■ Short problem 1:
In the article about Regions below, how much TARP money does Regions still owe?

■ Document excerpt:
Regions still owes $3.5 billion in TARP money.
Sandler O'Neill & Partners analyst Kevin Fitzsimmons noted Tuesday that Regions' management had sounded much more somber in its third-quarter earnings call after an upbeat second quarter.
Fitzsimmons writes in a note that the "re-acceleration" of nonperforming loans last quarter was "disappointing," and attributed to "a deliberate decision to increasingly scrutinize the guarantor support on CRE loans."
However, Regions was upbeat regarding its asset disposition, Fitzsimmons writes. In the third quarter, the bank sold or transferred to held-for-sale roughly $1 billion of troubled assets.
Regions' management is still scheduled to present Tuesday afternoon at the Bank of America Merrill Lynch Financial Services Conference.
Until a new risk officer is found, Wells' prior responsibilities will be split between Barb Godin, Regions' head of credit operations and John Haley, head of Risk Analytics.
Godin will assume leadership of the bank's divisions including problem asset management, credit risk and business services credit, Regions said. Haley will also be responsible for regulatory affairs, enterprise risk, market risk, operational risk and compliance risk, it said.
Godin and Haley will report to Chief Financial Officer David Turner until a successor to Wells is named.
Regions shares were falling 4.6% to $5.92 shortly after the market opened.

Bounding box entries
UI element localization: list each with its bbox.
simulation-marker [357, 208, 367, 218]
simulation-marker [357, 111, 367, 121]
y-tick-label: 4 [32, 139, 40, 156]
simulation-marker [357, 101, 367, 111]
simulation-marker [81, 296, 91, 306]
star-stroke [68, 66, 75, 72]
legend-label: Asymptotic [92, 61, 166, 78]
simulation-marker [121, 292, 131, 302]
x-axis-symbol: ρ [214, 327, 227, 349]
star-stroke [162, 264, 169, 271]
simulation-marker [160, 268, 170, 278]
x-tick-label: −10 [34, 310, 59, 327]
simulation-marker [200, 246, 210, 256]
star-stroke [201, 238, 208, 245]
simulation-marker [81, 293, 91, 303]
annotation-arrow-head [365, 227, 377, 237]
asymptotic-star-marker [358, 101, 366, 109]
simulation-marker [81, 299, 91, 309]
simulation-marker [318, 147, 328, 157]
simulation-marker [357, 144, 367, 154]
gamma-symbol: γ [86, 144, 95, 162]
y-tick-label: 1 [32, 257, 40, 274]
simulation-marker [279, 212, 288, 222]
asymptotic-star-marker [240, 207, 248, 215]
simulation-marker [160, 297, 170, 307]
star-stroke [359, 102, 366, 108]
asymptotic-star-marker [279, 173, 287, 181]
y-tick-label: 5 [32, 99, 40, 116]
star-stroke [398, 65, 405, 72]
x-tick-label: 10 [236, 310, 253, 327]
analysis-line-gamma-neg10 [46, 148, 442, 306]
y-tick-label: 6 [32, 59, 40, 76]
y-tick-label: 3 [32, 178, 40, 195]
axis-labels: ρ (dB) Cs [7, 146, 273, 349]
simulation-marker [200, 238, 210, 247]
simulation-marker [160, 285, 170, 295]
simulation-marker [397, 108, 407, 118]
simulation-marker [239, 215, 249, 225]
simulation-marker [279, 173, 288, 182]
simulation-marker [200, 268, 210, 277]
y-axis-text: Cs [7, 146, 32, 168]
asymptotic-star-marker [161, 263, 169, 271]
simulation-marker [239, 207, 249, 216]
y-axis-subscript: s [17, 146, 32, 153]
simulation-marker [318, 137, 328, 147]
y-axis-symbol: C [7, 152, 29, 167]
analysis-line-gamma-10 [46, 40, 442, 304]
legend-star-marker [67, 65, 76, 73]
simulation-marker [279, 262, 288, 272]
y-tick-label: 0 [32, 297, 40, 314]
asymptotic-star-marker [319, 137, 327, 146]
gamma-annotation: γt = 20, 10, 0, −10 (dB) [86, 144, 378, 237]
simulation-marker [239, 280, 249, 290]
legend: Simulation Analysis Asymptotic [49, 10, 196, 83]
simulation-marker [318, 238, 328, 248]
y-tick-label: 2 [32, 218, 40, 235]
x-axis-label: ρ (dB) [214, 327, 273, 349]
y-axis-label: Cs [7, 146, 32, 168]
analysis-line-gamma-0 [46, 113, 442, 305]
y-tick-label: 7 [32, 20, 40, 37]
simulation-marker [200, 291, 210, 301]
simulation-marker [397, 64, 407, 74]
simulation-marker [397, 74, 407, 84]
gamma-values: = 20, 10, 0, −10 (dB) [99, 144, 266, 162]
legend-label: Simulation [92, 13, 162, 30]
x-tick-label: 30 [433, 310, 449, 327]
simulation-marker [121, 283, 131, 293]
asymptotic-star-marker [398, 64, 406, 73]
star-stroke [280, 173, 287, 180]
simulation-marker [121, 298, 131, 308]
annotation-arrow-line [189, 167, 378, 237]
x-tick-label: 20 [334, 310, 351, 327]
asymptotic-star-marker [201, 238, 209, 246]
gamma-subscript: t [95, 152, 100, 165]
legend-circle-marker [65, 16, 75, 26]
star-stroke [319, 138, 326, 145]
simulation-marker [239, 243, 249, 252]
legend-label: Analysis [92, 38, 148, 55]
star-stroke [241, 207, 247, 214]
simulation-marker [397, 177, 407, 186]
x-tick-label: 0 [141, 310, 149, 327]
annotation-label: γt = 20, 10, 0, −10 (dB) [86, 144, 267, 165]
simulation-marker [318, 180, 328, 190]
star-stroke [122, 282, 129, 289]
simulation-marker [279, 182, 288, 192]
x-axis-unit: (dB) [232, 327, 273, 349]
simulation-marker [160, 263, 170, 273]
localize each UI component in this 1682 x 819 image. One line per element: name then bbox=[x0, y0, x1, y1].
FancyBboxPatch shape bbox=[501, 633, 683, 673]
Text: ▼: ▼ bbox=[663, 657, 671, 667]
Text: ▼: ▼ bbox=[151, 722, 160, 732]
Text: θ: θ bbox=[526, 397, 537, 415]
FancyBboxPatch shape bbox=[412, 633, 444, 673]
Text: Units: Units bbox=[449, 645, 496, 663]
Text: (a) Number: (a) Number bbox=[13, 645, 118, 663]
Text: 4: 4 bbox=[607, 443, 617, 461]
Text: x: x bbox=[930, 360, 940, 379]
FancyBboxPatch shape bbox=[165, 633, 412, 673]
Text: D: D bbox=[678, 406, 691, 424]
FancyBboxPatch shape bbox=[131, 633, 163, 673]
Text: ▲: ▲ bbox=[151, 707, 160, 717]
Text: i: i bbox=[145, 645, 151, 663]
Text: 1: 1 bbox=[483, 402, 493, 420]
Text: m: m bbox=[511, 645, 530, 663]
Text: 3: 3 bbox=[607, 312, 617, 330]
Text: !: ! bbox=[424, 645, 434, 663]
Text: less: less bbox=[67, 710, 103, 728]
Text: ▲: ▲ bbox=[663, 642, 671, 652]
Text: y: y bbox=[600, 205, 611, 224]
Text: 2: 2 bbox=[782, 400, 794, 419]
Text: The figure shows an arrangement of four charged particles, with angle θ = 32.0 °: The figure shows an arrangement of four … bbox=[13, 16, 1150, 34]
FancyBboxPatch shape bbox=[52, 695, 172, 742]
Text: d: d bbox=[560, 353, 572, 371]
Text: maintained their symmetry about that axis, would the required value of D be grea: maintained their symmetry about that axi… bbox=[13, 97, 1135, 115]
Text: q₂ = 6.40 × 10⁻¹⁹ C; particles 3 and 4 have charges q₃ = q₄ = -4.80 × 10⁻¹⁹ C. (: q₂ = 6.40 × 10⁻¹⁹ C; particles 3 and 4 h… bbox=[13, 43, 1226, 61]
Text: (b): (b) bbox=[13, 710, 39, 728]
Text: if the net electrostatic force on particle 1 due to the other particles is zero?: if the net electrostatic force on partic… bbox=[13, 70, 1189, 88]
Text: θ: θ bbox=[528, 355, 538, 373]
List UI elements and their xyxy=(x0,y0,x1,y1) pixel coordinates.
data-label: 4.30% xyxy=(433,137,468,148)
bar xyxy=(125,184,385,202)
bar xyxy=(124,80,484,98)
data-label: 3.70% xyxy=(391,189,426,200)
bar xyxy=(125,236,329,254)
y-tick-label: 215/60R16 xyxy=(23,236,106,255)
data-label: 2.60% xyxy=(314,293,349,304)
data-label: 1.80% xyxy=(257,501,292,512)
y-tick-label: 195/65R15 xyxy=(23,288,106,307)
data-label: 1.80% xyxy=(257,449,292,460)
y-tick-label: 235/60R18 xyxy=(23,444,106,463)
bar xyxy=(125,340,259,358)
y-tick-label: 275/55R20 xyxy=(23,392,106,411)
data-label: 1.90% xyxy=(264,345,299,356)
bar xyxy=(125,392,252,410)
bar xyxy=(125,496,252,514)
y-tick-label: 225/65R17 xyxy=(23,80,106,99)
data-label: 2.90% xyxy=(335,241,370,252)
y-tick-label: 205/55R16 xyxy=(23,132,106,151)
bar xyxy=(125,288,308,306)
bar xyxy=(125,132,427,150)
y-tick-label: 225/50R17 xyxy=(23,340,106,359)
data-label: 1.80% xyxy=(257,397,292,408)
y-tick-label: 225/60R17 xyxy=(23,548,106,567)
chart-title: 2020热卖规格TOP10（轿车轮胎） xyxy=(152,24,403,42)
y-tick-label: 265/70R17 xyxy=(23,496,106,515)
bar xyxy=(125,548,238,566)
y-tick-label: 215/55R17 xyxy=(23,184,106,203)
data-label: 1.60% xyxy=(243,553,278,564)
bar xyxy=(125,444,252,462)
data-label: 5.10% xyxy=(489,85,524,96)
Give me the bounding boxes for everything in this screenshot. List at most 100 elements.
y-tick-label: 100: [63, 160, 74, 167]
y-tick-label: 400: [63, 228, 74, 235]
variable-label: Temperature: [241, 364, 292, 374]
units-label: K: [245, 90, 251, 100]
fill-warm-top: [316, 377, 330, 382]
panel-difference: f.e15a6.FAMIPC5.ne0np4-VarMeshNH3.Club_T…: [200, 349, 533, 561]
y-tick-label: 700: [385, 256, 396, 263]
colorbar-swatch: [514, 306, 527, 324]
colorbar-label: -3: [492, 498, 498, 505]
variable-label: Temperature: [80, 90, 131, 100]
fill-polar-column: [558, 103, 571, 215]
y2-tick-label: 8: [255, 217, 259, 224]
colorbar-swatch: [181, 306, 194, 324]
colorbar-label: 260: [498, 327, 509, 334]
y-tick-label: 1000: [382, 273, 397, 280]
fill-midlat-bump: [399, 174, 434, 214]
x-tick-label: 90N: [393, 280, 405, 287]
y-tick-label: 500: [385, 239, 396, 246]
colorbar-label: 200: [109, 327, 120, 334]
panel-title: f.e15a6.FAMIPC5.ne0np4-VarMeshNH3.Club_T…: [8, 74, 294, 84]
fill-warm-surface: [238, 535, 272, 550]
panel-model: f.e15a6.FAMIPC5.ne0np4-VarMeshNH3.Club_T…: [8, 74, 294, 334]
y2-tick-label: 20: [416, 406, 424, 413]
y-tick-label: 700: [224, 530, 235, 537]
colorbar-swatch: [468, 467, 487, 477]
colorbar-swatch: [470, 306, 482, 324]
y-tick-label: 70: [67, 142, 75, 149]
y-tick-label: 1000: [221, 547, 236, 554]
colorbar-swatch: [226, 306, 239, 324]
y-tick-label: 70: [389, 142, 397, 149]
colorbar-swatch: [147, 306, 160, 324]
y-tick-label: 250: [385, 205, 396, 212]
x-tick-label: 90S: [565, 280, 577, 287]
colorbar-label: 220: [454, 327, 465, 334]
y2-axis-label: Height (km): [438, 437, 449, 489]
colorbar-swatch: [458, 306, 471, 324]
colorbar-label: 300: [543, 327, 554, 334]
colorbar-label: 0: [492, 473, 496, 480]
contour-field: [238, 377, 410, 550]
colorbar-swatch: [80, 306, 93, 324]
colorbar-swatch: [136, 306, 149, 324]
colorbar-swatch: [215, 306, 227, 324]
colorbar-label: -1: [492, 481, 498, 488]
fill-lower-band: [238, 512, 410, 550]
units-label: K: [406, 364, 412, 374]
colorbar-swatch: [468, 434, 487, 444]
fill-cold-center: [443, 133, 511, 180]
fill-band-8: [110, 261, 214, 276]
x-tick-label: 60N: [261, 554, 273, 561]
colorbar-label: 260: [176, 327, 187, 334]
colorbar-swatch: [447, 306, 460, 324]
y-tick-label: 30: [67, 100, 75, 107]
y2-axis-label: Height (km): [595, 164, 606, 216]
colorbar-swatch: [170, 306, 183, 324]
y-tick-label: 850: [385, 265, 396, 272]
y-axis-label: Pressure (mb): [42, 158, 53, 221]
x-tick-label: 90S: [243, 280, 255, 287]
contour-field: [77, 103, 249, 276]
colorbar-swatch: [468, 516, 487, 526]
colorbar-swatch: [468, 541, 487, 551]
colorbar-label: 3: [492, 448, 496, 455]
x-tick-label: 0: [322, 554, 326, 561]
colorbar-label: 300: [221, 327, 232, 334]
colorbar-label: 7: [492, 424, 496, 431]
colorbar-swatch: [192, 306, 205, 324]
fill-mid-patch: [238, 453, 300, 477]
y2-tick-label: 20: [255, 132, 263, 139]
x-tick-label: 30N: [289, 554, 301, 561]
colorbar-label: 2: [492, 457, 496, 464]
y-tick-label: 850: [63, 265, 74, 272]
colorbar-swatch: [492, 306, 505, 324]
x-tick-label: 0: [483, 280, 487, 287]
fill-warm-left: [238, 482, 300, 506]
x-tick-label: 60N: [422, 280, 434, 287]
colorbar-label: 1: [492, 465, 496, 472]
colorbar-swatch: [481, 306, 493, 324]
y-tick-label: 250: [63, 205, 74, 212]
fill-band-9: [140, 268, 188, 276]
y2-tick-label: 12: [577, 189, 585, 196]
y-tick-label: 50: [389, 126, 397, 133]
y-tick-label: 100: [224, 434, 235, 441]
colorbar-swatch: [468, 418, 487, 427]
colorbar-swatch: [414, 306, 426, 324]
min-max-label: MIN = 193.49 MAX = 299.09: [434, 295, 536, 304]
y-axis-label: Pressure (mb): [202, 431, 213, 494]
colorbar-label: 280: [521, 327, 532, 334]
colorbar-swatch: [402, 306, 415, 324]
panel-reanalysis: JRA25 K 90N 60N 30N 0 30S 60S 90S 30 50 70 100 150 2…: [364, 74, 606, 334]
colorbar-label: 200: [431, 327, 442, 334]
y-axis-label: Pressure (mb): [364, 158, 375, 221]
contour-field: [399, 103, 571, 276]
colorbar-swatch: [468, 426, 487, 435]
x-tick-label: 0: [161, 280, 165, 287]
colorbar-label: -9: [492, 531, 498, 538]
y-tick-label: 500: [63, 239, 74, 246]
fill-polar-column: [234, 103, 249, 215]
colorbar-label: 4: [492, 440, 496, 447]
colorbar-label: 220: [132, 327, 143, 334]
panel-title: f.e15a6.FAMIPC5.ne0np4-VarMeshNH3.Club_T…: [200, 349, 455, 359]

■ Short problem 2:
Select every line of the listing above that contains the string "with". Case counts.

■ Expected output 1:
$3.5 billion

■ Expected output 2:
UI element localization: list each with its bbox.
Text: The figure shows an arrangement of four charged particles, with angle θ = 32.0 °: The figure shows an arrangement of four … bbox=[13, 16, 1150, 34]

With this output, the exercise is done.